◆ **Short problem**
Extract all lines in the data that contain the word "Millones".

Figure contents as structured data

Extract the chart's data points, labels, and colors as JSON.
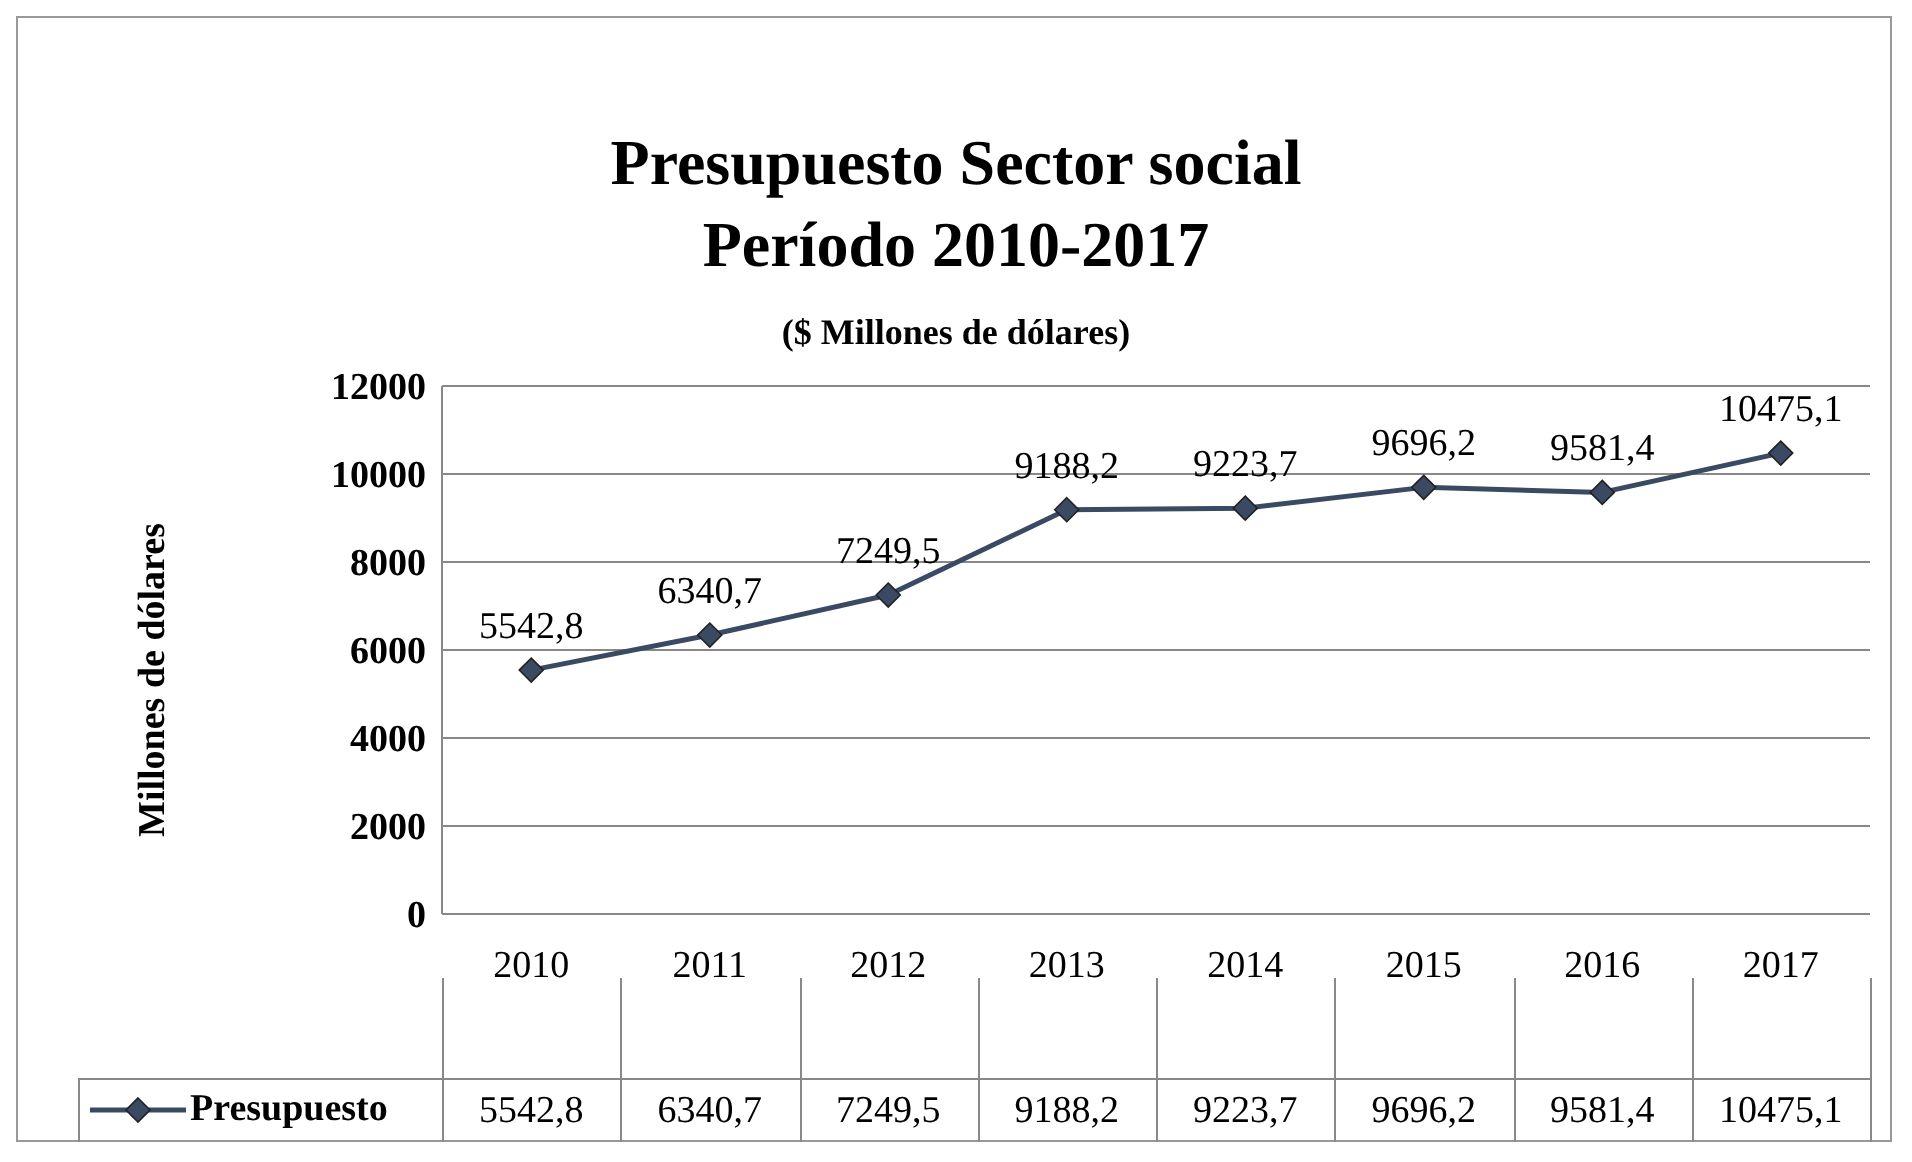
{
  "chart_data": {
    "type": "line",
    "title": "Presupuesto Sector social",
    "subtitle": "Período 2010-2017",
    "annotations": [
      "($ Millones de dólares)"
    ],
    "ylabel": "Millones de dólares",
    "categories": [
      "2010",
      "2011",
      "2012",
      "2013",
      "2014",
      "2015",
      "2016",
      "2017"
    ],
    "series": [
      {
        "name": "Presupuesto",
        "color": "#3b4a63",
        "values": [
          5542.8,
          6340.7,
          7249.5,
          9188.2,
          9223.7,
          9696.2,
          9581.4,
          10475.1
        ],
        "value_labels": [
          "5542,8",
          "6340,7",
          "7249,5",
          "9188,2",
          "9223,7",
          "9696,2",
          "9581,4",
          "10475,1"
        ]
      }
    ],
    "ylim": [
      0,
      12000
    ],
    "yticks": [
      0,
      2000,
      4000,
      6000,
      8000,
      10000,
      12000
    ],
    "grid": "y",
    "legend": "bottom",
    "marker": "diamond",
    "line_style": "solid"
  }
}
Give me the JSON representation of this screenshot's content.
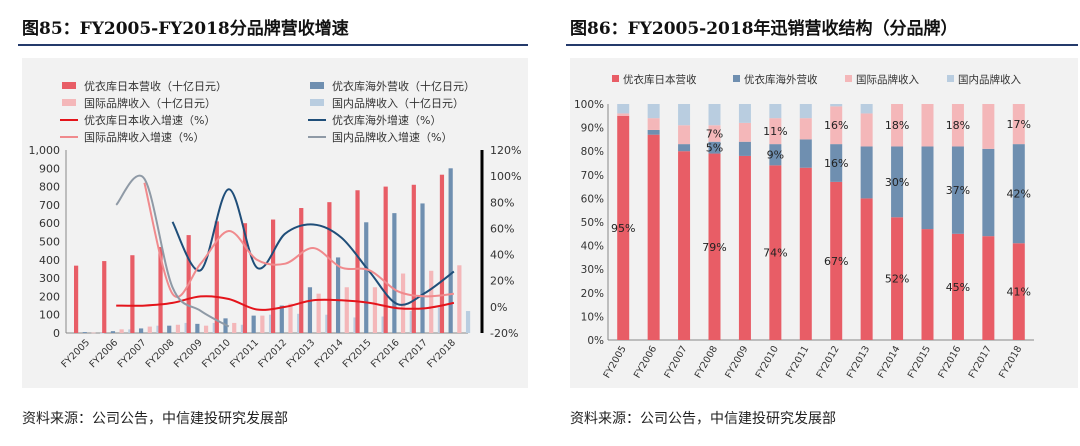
{
  "left": {
    "title": "图85：FY2005-FY2018分品牌营收增速",
    "source": "资料来源：公司公告，中信建投研究发展部",
    "legend": [
      {
        "label": "优衣库日本营收（十亿日元）",
        "kind": "bar",
        "color": "#e85d66"
      },
      {
        "label": "优衣库海外营收（十亿日元）",
        "kind": "bar",
        "color": "#6f8fb0"
      },
      {
        "label": "国际品牌收入（十亿日元）",
        "kind": "bar",
        "color": "#f4b7b9"
      },
      {
        "label": "国内品牌收入（十亿日元）",
        "kind": "bar",
        "color": "#b9cde0"
      },
      {
        "label": "优衣库日本收入增速（%）",
        "kind": "line",
        "color": "#e4141b"
      },
      {
        "label": "优衣库海外增速（%）",
        "kind": "line",
        "color": "#1f4e79"
      },
      {
        "label": "国际品牌收入增速（%）",
        "kind": "line",
        "color": "#f08a8d"
      },
      {
        "label": "国内品牌收入增速（%）",
        "kind": "line",
        "color": "#8f9aa6"
      }
    ]
  },
  "right": {
    "title": "图86：FY2005-2018年迅销营收结构（分品牌）",
    "source": "资料来源：公司公告，中信建投研究发展部",
    "legend": [
      {
        "label": "优衣库日本营收",
        "color": "#e85d66"
      },
      {
        "label": "优衣库海外营收",
        "color": "#6f8fb0"
      },
      {
        "label": "国际品牌收入",
        "color": "#f4b7b9"
      },
      {
        "label": "国内品牌收入",
        "color": "#b9cde0"
      }
    ]
  },
  "chart_data": [
    {
      "type": "bar",
      "title": "FY2005-FY2018分品牌营收增速",
      "categories": [
        "FY2005",
        "FY2006",
        "FY2007",
        "FY2008",
        "FY2009",
        "FY2010",
        "FY2011",
        "FY2012",
        "FY2013",
        "FY2014",
        "FY2015",
        "FY2016",
        "FY2017",
        "FY2018"
      ],
      "y_ticks": [
        "0",
        "100",
        "200",
        "300",
        "400",
        "500",
        "600",
        "700",
        "800",
        "900",
        "1,000"
      ],
      "y2_ticks": [
        "-20%",
        "0%",
        "20%",
        "40%",
        "60%",
        "80%",
        "100%",
        "120%"
      ],
      "ylim": [
        0,
        1000
      ],
      "y2lim": [
        -20,
        120
      ],
      "series": [
        {
          "name": "优衣库日本营收（十亿日元）",
          "type": "bar",
          "axis": "left",
          "color": "#e85d66",
          "values": [
            368,
            393,
            425,
            470,
            535,
            610,
            600,
            620,
            683,
            715,
            780,
            800,
            810,
            865
          ]
        },
        {
          "name": "优衣库海外营收（十亿日元）",
          "type": "bar",
          "axis": "left",
          "color": "#6f8fb0",
          "values": [
            5,
            10,
            25,
            40,
            50,
            80,
            95,
            150,
            250,
            413,
            605,
            655,
            708,
            900
          ]
        },
        {
          "name": "国际品牌收入（十亿日元）",
          "type": "bar",
          "axis": "left",
          "color": "#f4b7b9",
          "values": [
            2,
            20,
            35,
            45,
            40,
            55,
            95,
            160,
            215,
            250,
            250,
            325,
            340,
            370
          ]
        },
        {
          "name": "国内品牌收入（十亿日元）",
          "type": "bar",
          "axis": "left",
          "color": "#b9cde0",
          "values": [
            1,
            20,
            40,
            55,
            55,
            45,
            100,
            105,
            100,
            85,
            90,
            120,
            140,
            120
          ]
        },
        {
          "name": "优衣库日本收入增速（%）",
          "type": "line",
          "axis": "right",
          "color": "#e4141b",
          "values": [
            null,
            1,
            1,
            3,
            8,
            6,
            -2,
            0,
            5,
            5,
            3,
            -1,
            -1,
            3
          ]
        },
        {
          "name": "优衣库海外增速（%）",
          "type": "line",
          "axis": "right",
          "color": "#1f4e79",
          "values": [
            null,
            null,
            null,
            65,
            28,
            90,
            30,
            56,
            63,
            53,
            27,
            2,
            11,
            27
          ]
        },
        {
          "name": "国际品牌收入增速（%）",
          "type": "line",
          "axis": "right",
          "color": "#f08a8d",
          "values": [
            null,
            null,
            95,
            10,
            33,
            58,
            36,
            33,
            45,
            30,
            28,
            12,
            8,
            10
          ]
        },
        {
          "name": "国内品牌收入增速（%）",
          "type": "line",
          "axis": "right",
          "color": "#8f9aa6",
          "values": [
            null,
            78,
            98,
            15,
            -3,
            -15,
            null,
            null,
            null,
            null,
            null,
            null,
            null,
            null
          ]
        }
      ]
    },
    {
      "type": "bar",
      "stacked": true,
      "title": "FY2005-2018年迅销营收结构（分品牌）",
      "categories": [
        "FY2005",
        "FY2006",
        "FY2007",
        "FY2008",
        "FY2009",
        "FY2010",
        "FY2011",
        "FY2012",
        "FY2013",
        "FY2014",
        "FY2015",
        "FY2016",
        "FY2017",
        "FY2018"
      ],
      "y_ticks": [
        "0%",
        "10%",
        "20%",
        "30%",
        "40%",
        "50%",
        "60%",
        "70%",
        "80%",
        "90%",
        "100%"
      ],
      "ylim": [
        0,
        100
      ],
      "series": [
        {
          "name": "优衣库日本营收",
          "color": "#e85d66",
          "values": [
            95,
            87,
            80,
            79,
            78,
            74,
            73,
            67,
            60,
            52,
            47,
            45,
            44,
            41
          ]
        },
        {
          "name": "优衣库海外营收",
          "color": "#6f8fb0",
          "values": [
            0,
            2,
            3,
            5,
            6,
            9,
            12,
            16,
            22,
            30,
            35,
            37,
            37,
            42
          ]
        },
        {
          "name": "国际品牌收入",
          "color": "#f4b7b9",
          "values": [
            1,
            5,
            8,
            7,
            8,
            11,
            9,
            16,
            14,
            18,
            18,
            18,
            19,
            17
          ]
        },
        {
          "name": "国内品牌收入",
          "color": "#b9cde0",
          "values": [
            4,
            6,
            9,
            9,
            8,
            6,
            6,
            1,
            4,
            0,
            0,
            0,
            0,
            0
          ]
        }
      ],
      "data_labels": [
        {
          "category": "FY2005",
          "series": "优衣库日本营收",
          "text": "95%"
        },
        {
          "category": "FY2008",
          "series": "国际品牌收入",
          "text": "7%"
        },
        {
          "category": "FY2008",
          "series": "优衣库海外营收",
          "text": "5%"
        },
        {
          "category": "FY2008",
          "series": "优衣库日本营收",
          "text": "79%"
        },
        {
          "category": "FY2010",
          "series": "国际品牌收入",
          "text": "11%"
        },
        {
          "category": "FY2010",
          "series": "优衣库海外营收",
          "text": "9%"
        },
        {
          "category": "FY2010",
          "series": "优衣库日本营收",
          "text": "74%"
        },
        {
          "category": "FY2012",
          "series": "国际品牌收入",
          "text": "16%"
        },
        {
          "category": "FY2012",
          "series": "优衣库海外营收",
          "text": "16%"
        },
        {
          "category": "FY2012",
          "series": "优衣库日本营收",
          "text": "67%"
        },
        {
          "category": "FY2014",
          "series": "国际品牌收入",
          "text": "18%"
        },
        {
          "category": "FY2014",
          "series": "优衣库海外营收",
          "text": "30%"
        },
        {
          "category": "FY2014",
          "series": "优衣库日本营收",
          "text": "52%"
        },
        {
          "category": "FY2016",
          "series": "国际品牌收入",
          "text": "18%"
        },
        {
          "category": "FY2016",
          "series": "优衣库海外营收",
          "text": "37%"
        },
        {
          "category": "FY2016",
          "series": "优衣库日本营收",
          "text": "45%"
        },
        {
          "category": "FY2018",
          "series": "国际品牌收入",
          "text": "17%"
        },
        {
          "category": "FY2018",
          "series": "优衣库海外营收",
          "text": "42%"
        },
        {
          "category": "FY2018",
          "series": "优衣库日本营收",
          "text": "41%"
        }
      ]
    }
  ]
}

◆ **Expected output**
      "($ Millones de dólares)"
    "ylabel": "Millones de dólares",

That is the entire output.